──────── Tekst źródłowy

Polpak

niedziela, 13 grudnia 2020

Wzmacniacz zintegrowany Cyrus i9-XR

 

Dwa zdjęcie wzmacniacza i9-XR dopuszczone przez Cyrusa do publicznej, przedpremierowej prezentacji


Wstęp
Pod koniec listopada br. od warszawskiego dystrybutora EIC Sp. z o.o. otrzymałem przesyłkę zawierającą najnowszy wzmacniacz zintegrowany Cyrus i9-XR (zobacz TUTAJ i TUTAJ). To absolutna światowa "prapremiera", oficjalna prezentacja sprzętu miała się odbywać dopiero 1 grudnia - zarówno tego wzmacniacza, jak i całej nowej serii XR. Embargo informacyjne trwało aż do północy 30 listopada - na szczęście nie uniemożliwiało mi ono domowych, przedpremierowych odsłuchów i9-XR, dzięki czemu recenzja miała szansę być pisana już na początku grudnia. 

Seria XR ma zmodyfikowaną sekcję zasilania, a także nowe obudowy. Obudowy choć nadal są metalowe, ciśnieniowo odlewane, to zmodernizowane (ale dalej korespondujące z serią Signature i Classic). Wszystkie produkty zostały na nowo zaprojektowane od podstaw - uzyskano m.in. ulepszenie obwodów zasilacza, optymalizację przetwornika cyfrowo-analogowego, dobór odpowiednich komponentów, topologię obwodów, znaczną poprawę w zakresie redukcji szumów. Obudowy pokryte są nowym lakierem „Phantom Black”, wprowadzonym specjalnie dla serii XR. Nowe są także wyświetlacze - o zmienionym kolorze, wyższej kontrastowości i rozdzielczości. Na szczęście Cyrus nie zrezygnował z charakterystycznego wyglądu swoich "klocków"...

Jak informuje Cyrus, najnowsza seria XR ma obejmuje aż sześć premierowych modeli: dwa wzmacniacze zintegrowane, odtwarzacz CD i transport, przedwzmacniacz DAC i zewnętrzny zasilacz. W opracowywaniu ponoć są streamer i mocniejsze wzmacniacze. Należy uczciwie przyznać, że jak na niezbyt dużą firmę, jaką jest przecież Cyrus, taki nagły "wysyp" nowych modeli, to nie lada wyczyn! XR to bardzo ambitny projekt...

Wrażenia ogólne i budowa
Litery XR oznaczają "Xtreme Resolution”, czyli "Ekstremalna Rozdzielczość". Brytyjski Cyrus zdecydował o pozostawieniu kompaktowej obudowy (z której zresztą słynie) przypominającej formą metalowe pudełko na buty albo radioodtwarzacz samochodowy z wczesnych lat 90-tych XX wieku. I bardzo dobrze! Przecież taka kompaktowa (albo modułowa) obudowa jest bardzo wygodna, zaś design Cyrusa jest bez wątpliwości kultowy.

────────────────
──────── Dane wejściowe

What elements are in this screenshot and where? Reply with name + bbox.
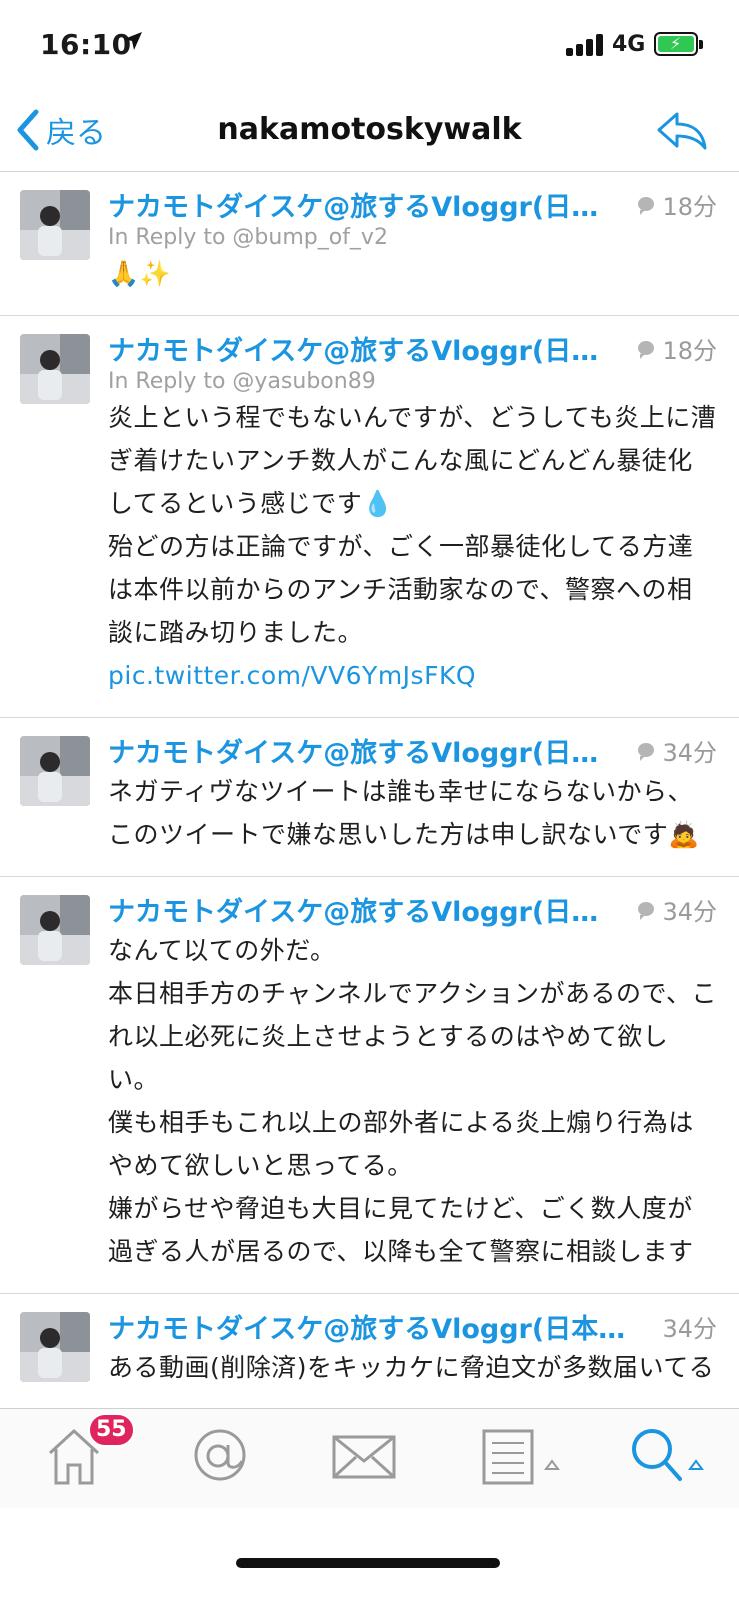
status-bar: 16:10 4G ⚡ [0,0,739,90]
tweet-text: 僕も相手もこれ以上の部外者による炎上煽り行為はやめて欲しいと思ってる。 [108,1108,694,1180]
in-reply-to[interactable]: In Reply to @yasubon89 [108,368,717,396]
notification-badge: 55 [88,1413,135,1447]
comment-bubble-icon [638,743,655,761]
tweet[interactable]: ナカモトダイスケ@旅するVloggr(日本… 34分 ある動画(削除済)をキッカ… [0,1294,739,1408]
tweet-time: 34分 [662,897,717,926]
comment-bubble-icon [638,197,655,215]
mail-icon[interactable] [326,1423,406,1487]
tweet[interactable]: ナカモトダイスケ@旅するVloggr(日… 34分 ネガティヴなツイートは誰も幸… [0,718,739,877]
battery-icon: ⚡ [654,32,703,56]
author-name[interactable]: ナカモトダイスケ@旅するVloggr(日… [108,329,626,368]
tweet[interactable]: ナカモトダイスケ@旅するVloggr(日… 18分 In Reply to @b… [0,172,739,316]
comment-bubble-icon [638,341,655,359]
author-name[interactable]: ナカモトダイスケ@旅するVloggr(日本… [108,1307,650,1346]
signal-icon [566,32,606,56]
navigation-bar: 戻る nakamotoskywalk [0,90,739,172]
reply-all-icon[interactable] [655,106,709,154]
lists-icon[interactable] [478,1423,568,1487]
tweet-text: 嫌がらせや脅迫も大目に見てたけど、ごく数人度が過ぎる人が居るので、以降も全て警察… [108,1194,694,1266]
timeline[interactable]: ナカモトダイスケ@旅するVloggr(日… 18分 In Reply to @b… [0,172,739,1408]
avatar[interactable] [20,334,90,404]
location-arrow-icon [124,32,142,50]
tweet-time: 34分 [662,1314,717,1343]
author-name[interactable]: ナカモトダイスケ@旅するVloggr(日… [108,185,626,224]
tweet[interactable]: ナカモトダイスケ@旅するVloggr(日… 34分 なんて以ての外だ。 本日相手… [0,877,739,1294]
tweet-text: ある動画(削除済)をキッカケに脅迫文が多数届いてる [108,1353,715,1382]
avatar[interactable] [20,895,90,965]
tab-bar: 55 [0,1408,739,1508]
avatar[interactable] [20,736,90,806]
tweet-time: 34分 [662,738,717,767]
tweet-time: 18分 [662,192,717,221]
status-time: 16:10 [40,28,132,61]
tweet-time: 18分 [662,336,717,365]
tweet-link[interactable]: pic.twitter.com/VV6YmJsFKQ [108,661,476,690]
search-icon[interactable] [622,1423,712,1487]
comment-bubble-icon [638,902,655,920]
tweet-text: ネガティヴなツイートは誰も幸せにならないから、このツイートで嫌な思いした方は申し… [108,777,700,849]
network-type: 4G [612,32,646,57]
author-name[interactable]: ナカモトダイスケ@旅するVloggr(日… [108,890,626,929]
page-title: nakamotoskywalk [217,112,522,147]
avatar[interactable] [20,1312,90,1382]
tweet-text: 本日相手方のチャンネルでアクションがあるので、これ以上必死に炎上させようとするの… [108,979,718,1094]
tweet-text: なんて以ての外だ。 [108,936,336,965]
home-indicator[interactable] [236,1558,500,1568]
tweet-text: 🙏✨ [108,259,172,288]
mention-icon[interactable] [180,1423,260,1487]
tweet-text: 炎上という程でもないんですが、どうしても炎上に漕ぎ着けたいアンチ数人がこんな風に… [108,403,717,518]
author-name[interactable]: ナカモトダイスケ@旅するVloggr(日… [108,731,626,770]
tweet[interactable]: ナカモトダイスケ@旅するVloggr(日… 18分 In Reply to @y… [0,316,739,718]
in-reply-to[interactable]: In Reply to @bump_of_v2 [108,224,717,252]
tweet-text: 殆どの方は正論ですが、ごく一部暴徒化してる方達は本件以前からのアンチ活動家なので… [108,532,694,647]
avatar[interactable] [20,190,90,260]
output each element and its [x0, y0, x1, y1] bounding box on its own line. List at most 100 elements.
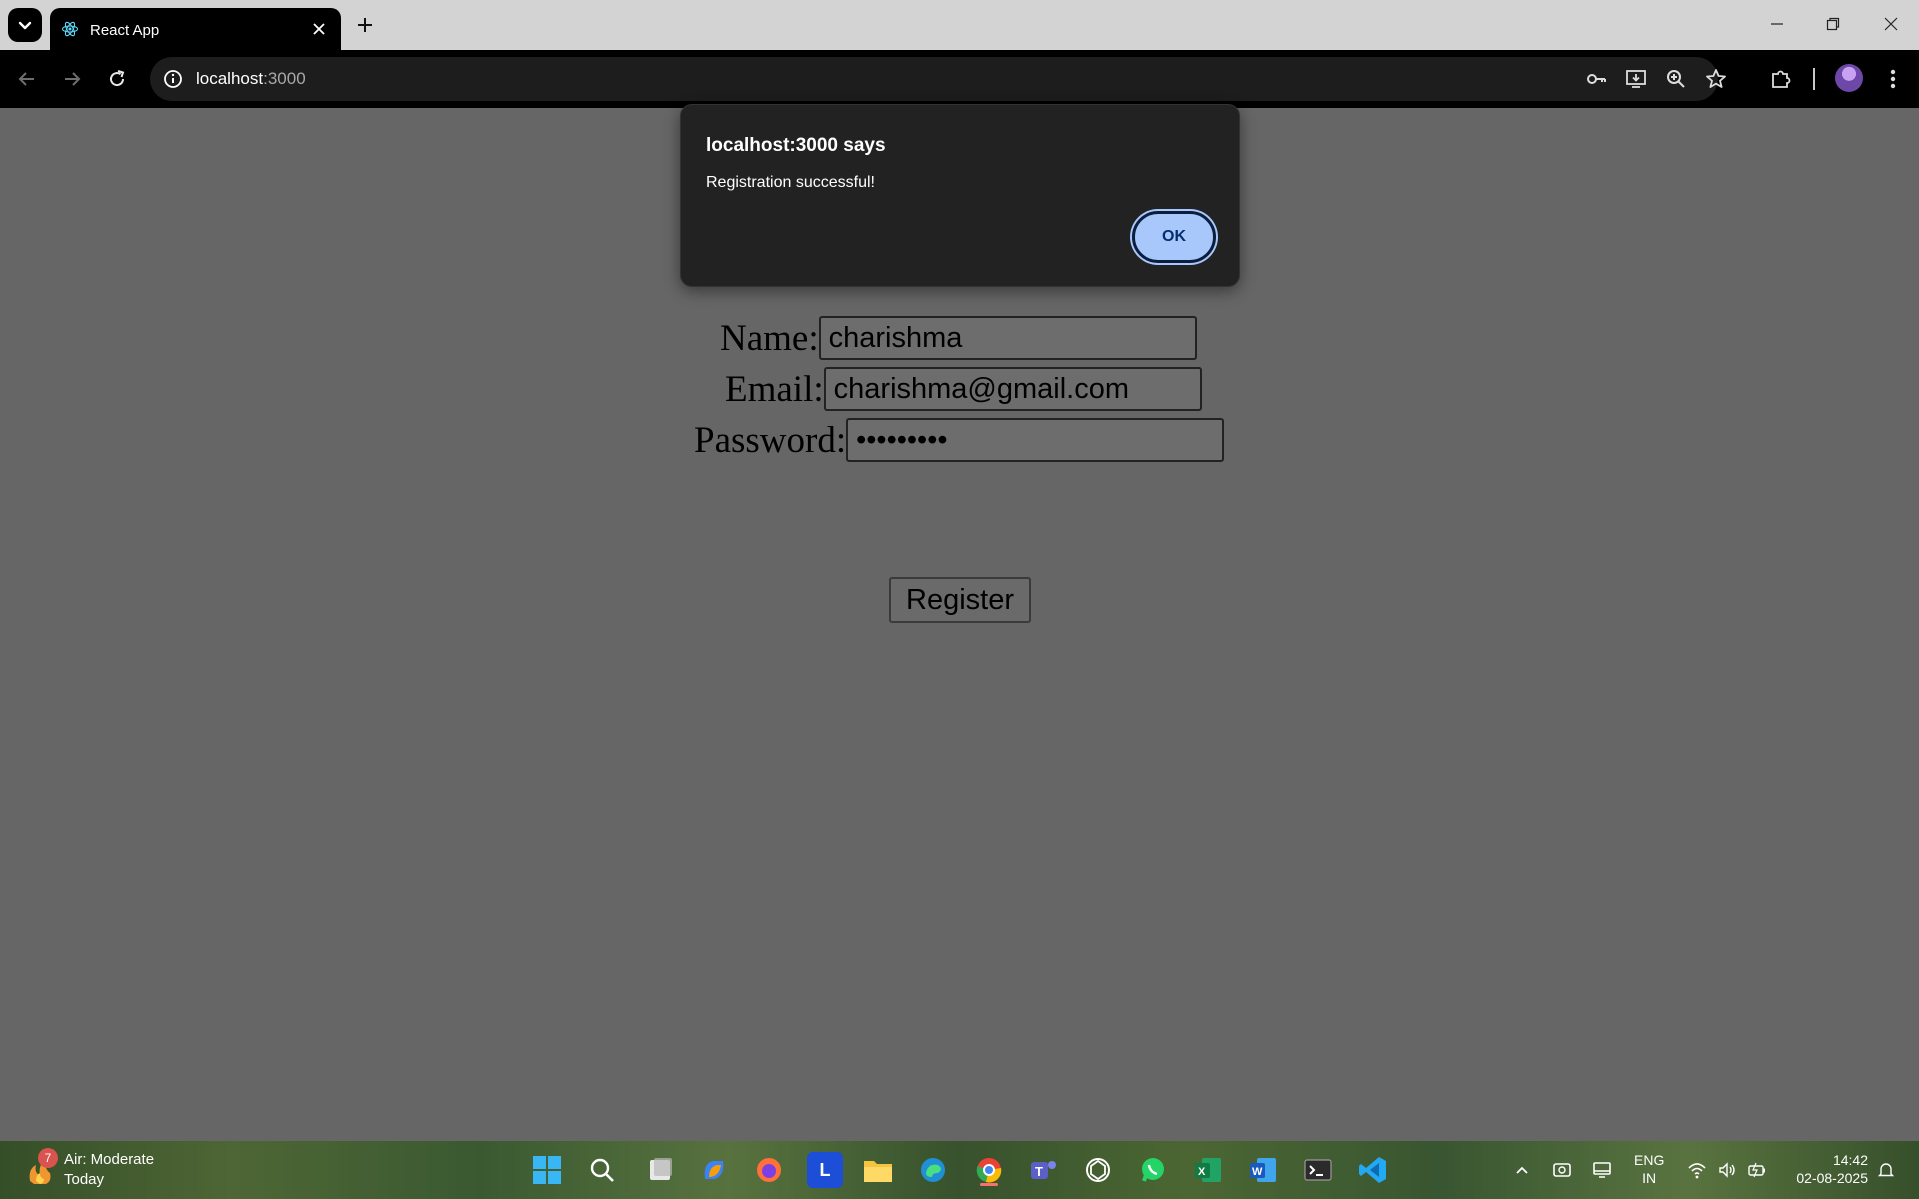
close-icon — [313, 23, 325, 35]
puzzle-icon — [1772, 70, 1791, 88]
chevron-down-icon — [18, 21, 32, 30]
vscode-glyph-icon — [1359, 1157, 1386, 1183]
browser-tab-active[interactable]: React App — [50, 8, 341, 50]
file-explorer-icon[interactable] — [860, 1152, 896, 1188]
name-row: Name: charishma — [720, 316, 1197, 360]
password-key-button[interactable] — [1584, 67, 1608, 91]
firefox-glyph-icon — [757, 1158, 781, 1182]
arrow-left-icon — [18, 72, 34, 86]
whatsapp-glyph-icon — [1142, 1158, 1164, 1182]
weather-line-2: Today — [64, 1171, 105, 1188]
vscode-icon[interactable] — [1355, 1152, 1391, 1188]
whatsapp-icon[interactable] — [1135, 1152, 1171, 1188]
monitor-icon — [1593, 1162, 1611, 1178]
svg-text:W: W — [1252, 1166, 1263, 1178]
copilot-glyph-icon — [704, 1161, 724, 1179]
name-label: Name: — [720, 317, 819, 359]
battery-tray-icon[interactable] — [1744, 1157, 1770, 1183]
toolbar-separator — [1813, 68, 1815, 90]
svg-text:X: X — [1198, 1166, 1206, 1178]
word-glyph-icon: W — [1250, 1158, 1276, 1182]
active-app-indicator — [980, 1183, 998, 1186]
url-text: localhost:3000 — [196, 69, 306, 89]
more-vert-icon — [1890, 69, 1896, 89]
password-label: Password: — [694, 419, 847, 461]
weather-badge: 7 — [38, 1148, 58, 1168]
search-icon[interactable] — [584, 1152, 620, 1188]
edge-icon[interactable] — [915, 1152, 951, 1188]
browser-menu-button[interactable] — [1879, 65, 1907, 93]
input-language-button[interactable]: ENG IN — [1634, 1151, 1664, 1187]
wifi-tray-icon[interactable] — [1684, 1157, 1710, 1183]
zoom-button[interactable] — [1664, 67, 1688, 91]
excel-icon[interactable]: X — [1190, 1152, 1226, 1188]
email-label: Email: — [725, 368, 824, 410]
forward-button[interactable] — [55, 62, 89, 96]
arrow-right-icon — [65, 72, 81, 86]
wifi-icon — [1688, 1163, 1706, 1179]
chatgpt-icon[interactable] — [1080, 1152, 1116, 1188]
screen: React App localhost:3000 Name: charishma… — [0, 0, 1919, 1199]
tab-search-button[interactable] — [8, 8, 42, 42]
ok-button[interactable]: OK — [1132, 211, 1216, 263]
install-icon — [1626, 70, 1646, 88]
volume-tray-icon[interactable] — [1714, 1157, 1740, 1183]
display-tray-icon[interactable] — [1589, 1157, 1615, 1183]
back-button[interactable] — [10, 62, 44, 96]
minimize-button[interactable] — [1757, 6, 1797, 42]
url-host: localhost — [196, 69, 264, 88]
chatgpt-glyph-icon — [1086, 1158, 1110, 1182]
new-tab-button[interactable] — [349, 9, 381, 41]
teams-glyph-icon: T — [1031, 1161, 1056, 1179]
clock-time: 14:42 — [1832, 1152, 1868, 1168]
copilot-icon[interactable] — [696, 1152, 732, 1188]
edge-glyph-icon — [921, 1158, 945, 1182]
start-icon[interactable] — [529, 1152, 565, 1188]
terminal-glyph-icon — [1304, 1159, 1332, 1181]
firefox-icon[interactable] — [751, 1152, 787, 1188]
weather-widget[interactable]: Air: Moderate Today — [64, 1150, 154, 1190]
install-app-button[interactable] — [1624, 67, 1648, 91]
task-view-icon[interactable] — [643, 1152, 679, 1188]
close-window-button[interactable] — [1871, 6, 1911, 42]
name-input[interactable]: charishma — [818, 316, 1197, 360]
register-button[interactable]: Register — [889, 577, 1031, 623]
task-view-glyph-icon — [650, 1158, 672, 1180]
chrome-icon[interactable] — [971, 1152, 1007, 1188]
profile-avatar[interactable] — [1835, 64, 1863, 92]
key-icon — [1587, 74, 1606, 84]
reload-button[interactable] — [100, 62, 134, 96]
speaker-icon — [1719, 1162, 1735, 1178]
dialog-title: localhost:3000 says — [706, 135, 886, 156]
magnifier-icon — [590, 1158, 614, 1182]
clock-widget[interactable]: 14:42 02-08-2025 — [1786, 1151, 1868, 1187]
show-hidden-icons-button[interactable] — [1509, 1157, 1535, 1183]
bookmark-button[interactable] — [1704, 67, 1728, 91]
extensions-button[interactable] — [1767, 65, 1795, 93]
chevron-up-icon — [1516, 1166, 1528, 1174]
windows-logo-icon — [533, 1156, 561, 1184]
password-input[interactable]: ••••••••• — [846, 418, 1225, 462]
folder-icon — [864, 1161, 892, 1182]
address-bar[interactable]: localhost:3000 — [150, 57, 1726, 101]
plus-icon — [358, 18, 372, 32]
lang-line-2: IN — [1642, 1170, 1657, 1186]
word-icon[interactable]: W — [1245, 1152, 1281, 1188]
email-row: Email: charishma@gmail.com — [725, 367, 1202, 411]
password-row: Password: ••••••••• — [694, 418, 1225, 462]
tab-close-button[interactable] — [307, 17, 331, 41]
browser-toolbar: localhost:3000 — [0, 50, 1919, 108]
react-logo-icon — [61, 21, 79, 37]
zoom-icon — [1667, 70, 1685, 88]
l-app-icon[interactable]: L — [807, 1152, 843, 1188]
tab-strip: React App — [0, 0, 1919, 50]
teams-icon[interactable]: T — [1025, 1152, 1061, 1188]
tray-app-icon[interactable] — [1549, 1157, 1575, 1183]
minimize-icon — [1771, 23, 1783, 25]
notification-center-button[interactable] — [1873, 1157, 1899, 1183]
terminal-icon[interactable] — [1300, 1152, 1336, 1188]
email-input[interactable]: charishma@gmail.com — [823, 367, 1202, 411]
info-icon[interactable] — [162, 68, 184, 90]
restore-button[interactable] — [1813, 6, 1853, 42]
svg-text:T: T — [1035, 1164, 1043, 1179]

────────────────

▶ _Zadania i ćwiczenia_
- a) Proszę wydrukować bez zmian fragment recenzji wzmacniacza Cyrus i9-XR, zaczynając od słów „niedziela, 13 grudnia” i kończąc na słowach „na początku grudnia.”.
- b) Proszę zamienić na tabelę Markdown o kolumnach „Nr” i „Wiersz” wyłącznie te wiersze listingu, które zaczynają się od wiersza zawierającego „close-icon — [313, 23, 325, 35]” i kończą na wierszu zawierającym „weather-badge: 7 — [38, 1148, 58, 1168]”, włącznie z oboma, z pominięciem pustych wierszy.

▶ _Odpowiedzi do ćwiczenia_
- a)
niedziela, 13 grudnia 2020

Wzmacniacz zintegrowany Cyrus i9-XR

 

Dwa zdjęcie wzmacniacza i9-XR dopuszczone przez Cyrusa do publicznej, przedpremierowej prezentacji


Wstęp
Pod koniec listopada br. od warszawskiego dystrybutora EIC Sp. z o.o. otrzymałem przesyłkę zawierającą najnowszy wzmacniacz zintegrowany Cyrus i9-XR (zobacz TUTAJ i TUTAJ). To absolutna światowa "prapremiera", oficjalna prezentacja sprzętu miała się odbywać dopiero 1 grudnia - zarówno tego wzmacniacza, jak i całej nowej serii XR. Embargo informacyjne trwało aż do północy 30 listopada - na szczęście nie uniemożliwiało mi ono domowych, przedpremierowych odsłuchów i9-XR, dzięki czemu recenzja miała szansę być pisana już na początku grudnia.

- b)
| Nr | Wiersz |
|---|---|
| 1 | close-icon — [313, 23, 325, 35] |
| 2 | puzzle-icon — [1772, 70, 1791, 88] |
| 3 | chevron-down-icon — [18, 21, 32, 30] |
| 4 | vscode-glyph-icon — [1359, 1157, 1386, 1183] |
| 5 | browser-tab-active[interactable]: React App — [50, 8, 341, 50] |
| 6 | file-explorer-icon[interactable] — [860, 1152, 896, 1188] |
| 7 | name-row: Name: charishma — [720, 316, 1197, 360] |
| 8 | password-key-button[interactable] — [1584, 67, 1608, 91] |
| 9 | firefox-glyph-icon — [757, 1158, 781, 1182] |
| 10 | arrow-left-icon — [18, 72, 34, 86] |
| 11 | whatsapp-glyph-icon — [1142, 1158, 1164, 1182] |
| 12 | weather-line-2: Today — [64, 1171, 105, 1188] |
| 13 | vscode-icon[interactable] — [1355, 1152, 1391, 1188] |
| 14 | whatsapp-icon[interactable] — [1135, 1152, 1171, 1188] |
| 15 | monitor-icon — [1593, 1162, 1611, 1178] |
| 16 | svg-text:W: W — [1252, 1166, 1263, 1178] |
| 17 | copilot-glyph-icon — [704, 1161, 724, 1179] |
| 18 | name-label: Name: — [720, 317, 819, 359] |
| 19 | battery-tray-icon[interactable] — [1744, 1157, 1770, 1183] |
| 20 | toolbar-separator — [1813, 68, 1815, 90] |
| 21 | svg-text:X: X — [1198, 1166, 1206, 1178] |
| 22 | word-glyph-icon: W — [1250, 1158, 1276, 1182] |
| 23 | active-app-indicator — [980, 1183, 998, 1186] |
| 24 | url-text: localhost:3000 — [196, 69, 306, 89] |
| 25 | more-vert-icon — [1890, 69, 1896, 89] |
| 26 | password-label: Password: — [694, 419, 847, 461] |
| 27 | weather-badge: 7 — [38, 1148, 58, 1168] |